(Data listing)
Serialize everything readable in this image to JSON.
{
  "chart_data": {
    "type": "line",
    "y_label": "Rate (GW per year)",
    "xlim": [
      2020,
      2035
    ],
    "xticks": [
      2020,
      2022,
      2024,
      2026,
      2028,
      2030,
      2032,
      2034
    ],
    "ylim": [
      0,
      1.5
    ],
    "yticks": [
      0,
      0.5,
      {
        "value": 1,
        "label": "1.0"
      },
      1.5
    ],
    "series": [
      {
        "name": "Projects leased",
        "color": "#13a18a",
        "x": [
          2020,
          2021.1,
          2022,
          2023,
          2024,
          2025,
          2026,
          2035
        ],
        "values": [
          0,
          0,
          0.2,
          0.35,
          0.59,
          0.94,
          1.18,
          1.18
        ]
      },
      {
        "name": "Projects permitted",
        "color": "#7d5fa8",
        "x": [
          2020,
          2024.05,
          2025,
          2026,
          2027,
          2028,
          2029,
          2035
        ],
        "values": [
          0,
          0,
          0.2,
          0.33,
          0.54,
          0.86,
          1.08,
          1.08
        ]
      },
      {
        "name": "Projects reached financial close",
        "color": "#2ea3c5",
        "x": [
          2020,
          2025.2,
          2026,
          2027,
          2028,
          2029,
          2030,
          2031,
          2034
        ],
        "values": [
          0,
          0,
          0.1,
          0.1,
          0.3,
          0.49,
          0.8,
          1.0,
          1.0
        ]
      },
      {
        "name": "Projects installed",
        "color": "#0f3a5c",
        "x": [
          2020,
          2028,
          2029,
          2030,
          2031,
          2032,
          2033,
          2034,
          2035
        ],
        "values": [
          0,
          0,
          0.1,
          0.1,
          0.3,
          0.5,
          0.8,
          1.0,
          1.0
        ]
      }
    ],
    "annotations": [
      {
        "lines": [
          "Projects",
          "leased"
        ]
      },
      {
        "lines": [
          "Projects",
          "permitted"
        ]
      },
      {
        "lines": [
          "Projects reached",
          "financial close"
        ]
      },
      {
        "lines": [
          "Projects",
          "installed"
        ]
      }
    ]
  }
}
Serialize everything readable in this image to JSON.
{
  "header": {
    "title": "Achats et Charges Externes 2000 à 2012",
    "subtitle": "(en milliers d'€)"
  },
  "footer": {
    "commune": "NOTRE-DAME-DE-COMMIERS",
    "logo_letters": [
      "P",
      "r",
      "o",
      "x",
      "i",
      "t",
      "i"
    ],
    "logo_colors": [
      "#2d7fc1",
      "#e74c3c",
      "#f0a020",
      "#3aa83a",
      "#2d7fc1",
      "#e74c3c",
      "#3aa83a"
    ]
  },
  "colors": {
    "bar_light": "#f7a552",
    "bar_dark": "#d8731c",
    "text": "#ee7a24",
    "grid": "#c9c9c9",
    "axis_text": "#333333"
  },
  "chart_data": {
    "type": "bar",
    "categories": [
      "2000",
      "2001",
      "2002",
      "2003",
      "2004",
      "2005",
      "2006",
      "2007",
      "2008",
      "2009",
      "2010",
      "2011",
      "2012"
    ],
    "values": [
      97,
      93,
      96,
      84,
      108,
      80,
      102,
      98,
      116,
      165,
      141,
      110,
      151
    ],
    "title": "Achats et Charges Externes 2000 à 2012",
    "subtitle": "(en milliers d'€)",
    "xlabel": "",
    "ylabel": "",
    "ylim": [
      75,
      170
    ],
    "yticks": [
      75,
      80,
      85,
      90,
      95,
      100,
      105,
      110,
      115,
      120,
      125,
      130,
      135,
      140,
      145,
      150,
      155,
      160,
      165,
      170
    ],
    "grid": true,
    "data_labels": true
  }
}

▸ WHAT IS NEEDED:
Restate every entry word for word.

▸ RESPONSE TO THE EXERCISE:
Serialize everything readable in this image to JSON.
{
  "chart_data": {
    "type": "line",
    "y_label": "Rate (GW per year)",
    "xlim": [
      2020,
      2035
    ],
    "xticks": [
      2020,
      2022,
      2024,
      2026,
      2028,
      2030,
      2032,
      2034
    ],
    "ylim": [
      0,
      1.5
    ],
    "yticks": [
      0,
      0.5,
      {
        "value": 1,
        "label": "1.0"
      },
      1.5
    ],
    "series": [
      {
        "name": "Projects leased",
        "color": "#13a18a",
        "x": [
          2020,
          2021.1,
          2022,
          2023,
          2024,
          2025,
          2026,
          2035
        ],
        "values": [
          0,
          0,
          0.2,
          0.35,
          0.59,
          0.94,
          1.18,
          1.18
        ]
      },
      {
        "name": "Projects permitted",
        "color": "#7d5fa8",
        "x": [
          2020,
          2024.05,
          2025,
          2026,
          2027,
          2028,
          2029,
          2035
        ],
        "values": [
          0,
          0,
          0.2,
          0.33,
          0.54,
          0.86,
          1.08,
          1.08
        ]
      },
      {
        "name": "Projects reached financial close",
        "color": "#2ea3c5",
        "x": [
          2020,
          2025.2,
          2026,
          2027,
          2028,
          2029,
          2030,
          2031,
          2034
        ],
        "values": [
          0,
          0,
          0.1,
          0.1,
          0.3,
          0.49,
          0.8,
          1.0,
          1.0
        ]
      },
      {
        "name": "Projects installed",
        "color": "#0f3a5c",
        "x": [
          2020,
          2028,
          2029,
          2030,
          2031,
          2032,
          2033,
          2034,
          2035
        ],
        "values": [
          0,
          0,
          0.1,
          0.1,
          0.3,
          0.5,
          0.8,
          1.0,
          1.0
        ]
      }
    ],
    "annotations": [
      {
        "lines": [
          "Projects",
          "leased"
        ]
      },
      {
        "lines": [
          "Projects",
          "permitted"
        ]
      },
      {
        "lines": [
          "Projects reached",
          "financial close"
        ]
      },
      {
        "lines": [
          "Projects",
          "installed"
        ]
      }
    ]
  }
}
Serialize everything readable in this image to JSON.
{
  "header": {
    "title": "Achats et Charges Externes 2000 à 2012",
    "subtitle": "(en milliers d'€)"
  },
  "footer": {
    "commune": "NOTRE-DAME-DE-COMMIERS",
    "logo_letters": [
      "P",
      "r",
      "o",
      "x",
      "i",
      "t",
      "i"
    ],
    "logo_colors": [
      "#2d7fc1",
      "#e74c3c",
      "#f0a020",
      "#3aa83a",
      "#2d7fc1",
      "#e74c3c",
      "#3aa83a"
    ]
  },
  "colors": {
    "bar_light": "#f7a552",
    "bar_dark": "#d8731c",
    "text": "#ee7a24",
    "grid": "#c9c9c9",
    "axis_text": "#333333"
  },
  "chart_data": {
    "type": "bar",
    "categories": [
      "2000",
      "2001",
      "2002",
      "2003",
      "2004",
      "2005",
      "2006",
      "2007",
      "2008",
      "2009",
      "2010",
      "2011",
      "2012"
    ],
    "values": [
      97,
      93,
      96,
      84,
      108,
      80,
      102,
      98,
      116,
      165,
      141,
      110,
      151
    ],
    "title": "Achats et Charges Externes 2000 à 2012",
    "subtitle": "(en milliers d'€)",
    "xlabel": "",
    "ylabel": "",
    "ylim": [
      75,
      170
    ],
    "yticks": [
      75,
      80,
      85,
      90,
      95,
      100,
      105,
      110,
      115,
      120,
      125,
      130,
      135,
      140,
      145,
      150,
      155,
      160,
      165,
      170
    ],
    "grid": true,
    "data_labels": true
  }
}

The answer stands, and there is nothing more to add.